• **WHAT YOU NEED TO DO**
Return exactly the span of lines that opens with the line containing "Extract the structured" and closes with the last line of the data, inclusive.

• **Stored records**

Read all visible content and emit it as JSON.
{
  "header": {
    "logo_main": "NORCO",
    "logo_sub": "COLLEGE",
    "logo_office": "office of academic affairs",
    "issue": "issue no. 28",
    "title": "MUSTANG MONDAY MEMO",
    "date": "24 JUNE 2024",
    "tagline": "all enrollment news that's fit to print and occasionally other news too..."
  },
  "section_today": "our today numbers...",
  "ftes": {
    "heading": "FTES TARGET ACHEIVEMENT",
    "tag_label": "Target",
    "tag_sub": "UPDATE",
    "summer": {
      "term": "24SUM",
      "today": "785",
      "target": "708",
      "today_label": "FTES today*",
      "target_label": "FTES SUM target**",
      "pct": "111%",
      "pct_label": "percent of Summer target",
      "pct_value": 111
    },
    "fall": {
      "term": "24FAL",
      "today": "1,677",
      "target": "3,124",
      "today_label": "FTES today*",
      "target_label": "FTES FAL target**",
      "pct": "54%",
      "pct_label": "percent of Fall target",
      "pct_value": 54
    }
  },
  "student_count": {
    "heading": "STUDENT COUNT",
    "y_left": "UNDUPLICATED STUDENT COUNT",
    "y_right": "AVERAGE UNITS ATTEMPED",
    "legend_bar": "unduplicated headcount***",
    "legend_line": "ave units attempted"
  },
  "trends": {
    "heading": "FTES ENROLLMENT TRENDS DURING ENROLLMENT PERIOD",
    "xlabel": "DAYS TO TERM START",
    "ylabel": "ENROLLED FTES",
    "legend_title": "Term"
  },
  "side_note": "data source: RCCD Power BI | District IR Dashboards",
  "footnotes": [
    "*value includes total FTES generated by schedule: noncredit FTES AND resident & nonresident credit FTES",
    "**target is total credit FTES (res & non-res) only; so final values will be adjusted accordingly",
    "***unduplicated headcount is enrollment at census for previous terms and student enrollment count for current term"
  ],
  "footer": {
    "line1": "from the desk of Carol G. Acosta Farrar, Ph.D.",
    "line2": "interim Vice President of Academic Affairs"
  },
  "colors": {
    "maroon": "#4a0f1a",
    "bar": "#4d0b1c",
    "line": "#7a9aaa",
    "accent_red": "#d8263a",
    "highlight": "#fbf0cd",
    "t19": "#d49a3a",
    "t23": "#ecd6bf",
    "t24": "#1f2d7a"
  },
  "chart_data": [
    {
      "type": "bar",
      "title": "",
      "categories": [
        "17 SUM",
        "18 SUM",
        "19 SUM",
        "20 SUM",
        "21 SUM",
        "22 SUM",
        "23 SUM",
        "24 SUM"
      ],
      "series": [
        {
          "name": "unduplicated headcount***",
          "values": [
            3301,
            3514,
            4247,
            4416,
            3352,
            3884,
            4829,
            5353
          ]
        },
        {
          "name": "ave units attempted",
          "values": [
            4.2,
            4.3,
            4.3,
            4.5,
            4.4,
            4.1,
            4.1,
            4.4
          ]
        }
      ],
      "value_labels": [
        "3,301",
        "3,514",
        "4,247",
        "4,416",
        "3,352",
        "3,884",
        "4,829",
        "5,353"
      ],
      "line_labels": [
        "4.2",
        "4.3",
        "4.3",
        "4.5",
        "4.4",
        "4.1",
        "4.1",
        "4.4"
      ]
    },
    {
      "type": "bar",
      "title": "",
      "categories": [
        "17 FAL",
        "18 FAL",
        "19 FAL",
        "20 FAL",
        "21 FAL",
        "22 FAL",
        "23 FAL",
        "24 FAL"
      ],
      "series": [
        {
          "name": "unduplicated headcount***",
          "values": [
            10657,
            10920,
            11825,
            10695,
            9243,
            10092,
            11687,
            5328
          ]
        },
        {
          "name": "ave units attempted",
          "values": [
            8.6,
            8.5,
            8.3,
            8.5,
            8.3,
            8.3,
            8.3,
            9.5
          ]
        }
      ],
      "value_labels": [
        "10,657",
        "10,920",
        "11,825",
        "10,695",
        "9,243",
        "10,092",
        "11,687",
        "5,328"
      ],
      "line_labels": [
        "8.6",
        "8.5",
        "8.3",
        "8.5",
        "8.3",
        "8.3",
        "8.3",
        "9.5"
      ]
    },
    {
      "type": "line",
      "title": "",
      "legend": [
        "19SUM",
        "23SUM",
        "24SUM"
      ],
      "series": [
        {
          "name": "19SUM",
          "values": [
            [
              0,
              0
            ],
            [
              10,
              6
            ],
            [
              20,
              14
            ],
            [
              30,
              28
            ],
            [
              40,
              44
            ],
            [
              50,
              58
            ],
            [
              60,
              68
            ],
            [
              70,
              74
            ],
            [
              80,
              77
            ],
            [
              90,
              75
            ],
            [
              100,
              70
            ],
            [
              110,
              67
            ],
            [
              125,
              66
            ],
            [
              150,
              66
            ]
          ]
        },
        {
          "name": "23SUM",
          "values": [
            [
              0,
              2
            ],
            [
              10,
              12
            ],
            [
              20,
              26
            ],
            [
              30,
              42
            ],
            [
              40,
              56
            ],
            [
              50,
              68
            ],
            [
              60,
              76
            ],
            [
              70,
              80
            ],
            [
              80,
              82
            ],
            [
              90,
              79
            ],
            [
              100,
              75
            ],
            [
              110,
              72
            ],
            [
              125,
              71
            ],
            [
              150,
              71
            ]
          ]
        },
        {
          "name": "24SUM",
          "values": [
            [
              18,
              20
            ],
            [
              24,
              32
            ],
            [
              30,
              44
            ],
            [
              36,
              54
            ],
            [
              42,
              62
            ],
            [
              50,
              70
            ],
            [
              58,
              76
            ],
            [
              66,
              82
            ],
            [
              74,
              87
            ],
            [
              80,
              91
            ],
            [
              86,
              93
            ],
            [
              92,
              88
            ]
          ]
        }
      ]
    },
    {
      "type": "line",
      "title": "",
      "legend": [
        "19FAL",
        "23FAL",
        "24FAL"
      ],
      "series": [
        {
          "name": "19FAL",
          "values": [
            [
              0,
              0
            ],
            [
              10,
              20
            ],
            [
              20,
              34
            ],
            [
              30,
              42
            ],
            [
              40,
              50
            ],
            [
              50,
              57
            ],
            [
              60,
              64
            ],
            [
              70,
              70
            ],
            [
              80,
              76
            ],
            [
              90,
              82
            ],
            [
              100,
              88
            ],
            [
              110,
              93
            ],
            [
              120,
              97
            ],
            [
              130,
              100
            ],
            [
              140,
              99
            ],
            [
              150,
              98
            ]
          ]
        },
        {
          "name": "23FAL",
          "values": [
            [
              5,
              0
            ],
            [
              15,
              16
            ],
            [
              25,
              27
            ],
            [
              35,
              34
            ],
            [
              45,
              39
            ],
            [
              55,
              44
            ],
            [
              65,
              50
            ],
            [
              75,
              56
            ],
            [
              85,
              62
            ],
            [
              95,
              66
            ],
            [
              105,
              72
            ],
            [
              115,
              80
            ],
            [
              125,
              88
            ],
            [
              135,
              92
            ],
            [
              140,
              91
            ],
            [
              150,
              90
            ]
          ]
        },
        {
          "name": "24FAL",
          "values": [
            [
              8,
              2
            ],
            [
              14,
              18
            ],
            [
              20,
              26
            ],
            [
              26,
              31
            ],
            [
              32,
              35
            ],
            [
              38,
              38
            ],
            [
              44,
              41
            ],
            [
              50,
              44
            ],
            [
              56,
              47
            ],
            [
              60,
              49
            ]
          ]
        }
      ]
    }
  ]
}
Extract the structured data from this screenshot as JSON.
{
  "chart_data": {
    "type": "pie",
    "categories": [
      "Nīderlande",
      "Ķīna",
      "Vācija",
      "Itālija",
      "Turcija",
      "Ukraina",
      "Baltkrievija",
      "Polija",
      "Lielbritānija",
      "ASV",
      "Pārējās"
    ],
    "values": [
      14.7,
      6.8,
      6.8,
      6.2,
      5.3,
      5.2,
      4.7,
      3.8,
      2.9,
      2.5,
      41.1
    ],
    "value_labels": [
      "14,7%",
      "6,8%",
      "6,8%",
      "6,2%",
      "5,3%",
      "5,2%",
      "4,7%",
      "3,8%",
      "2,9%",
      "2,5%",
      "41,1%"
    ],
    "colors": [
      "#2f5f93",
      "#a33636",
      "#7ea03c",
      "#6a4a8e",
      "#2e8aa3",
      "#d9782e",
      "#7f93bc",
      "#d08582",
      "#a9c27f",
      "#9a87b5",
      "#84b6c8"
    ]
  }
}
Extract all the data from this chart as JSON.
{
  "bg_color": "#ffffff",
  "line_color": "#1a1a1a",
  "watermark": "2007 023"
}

• **SOLUTION TO THIS TASK**
Extract the structured data from this screenshot as JSON.
{
  "chart_data": {
    "type": "pie",
    "categories": [
      "Nīderlande",
      "Ķīna",
      "Vācija",
      "Itālija",
      "Turcija",
      "Ukraina",
      "Baltkrievija",
      "Polija",
      "Lielbritānija",
      "ASV",
      "Pārējās"
    ],
    "values": [
      14.7,
      6.8,
      6.8,
      6.2,
      5.3,
      5.2,
      4.7,
      3.8,
      2.9,
      2.5,
      41.1
    ],
    "value_labels": [
      "14,7%",
      "6,8%",
      "6,8%",
      "6,2%",
      "5,3%",
      "5,2%",
      "4,7%",
      "3,8%",
      "2,9%",
      "2,5%",
      "41,1%"
    ],
    "colors": [
      "#2f5f93",
      "#a33636",
      "#7ea03c",
      "#6a4a8e",
      "#2e8aa3",
      "#d9782e",
      "#7f93bc",
      "#d08582",
      "#a9c27f",
      "#9a87b5",
      "#84b6c8"
    ]
  }
}
Extract all the data from this chart as JSON.
{
  "bg_color": "#ffffff",
  "line_color": "#1a1a1a",
  "watermark": "2007 023"
}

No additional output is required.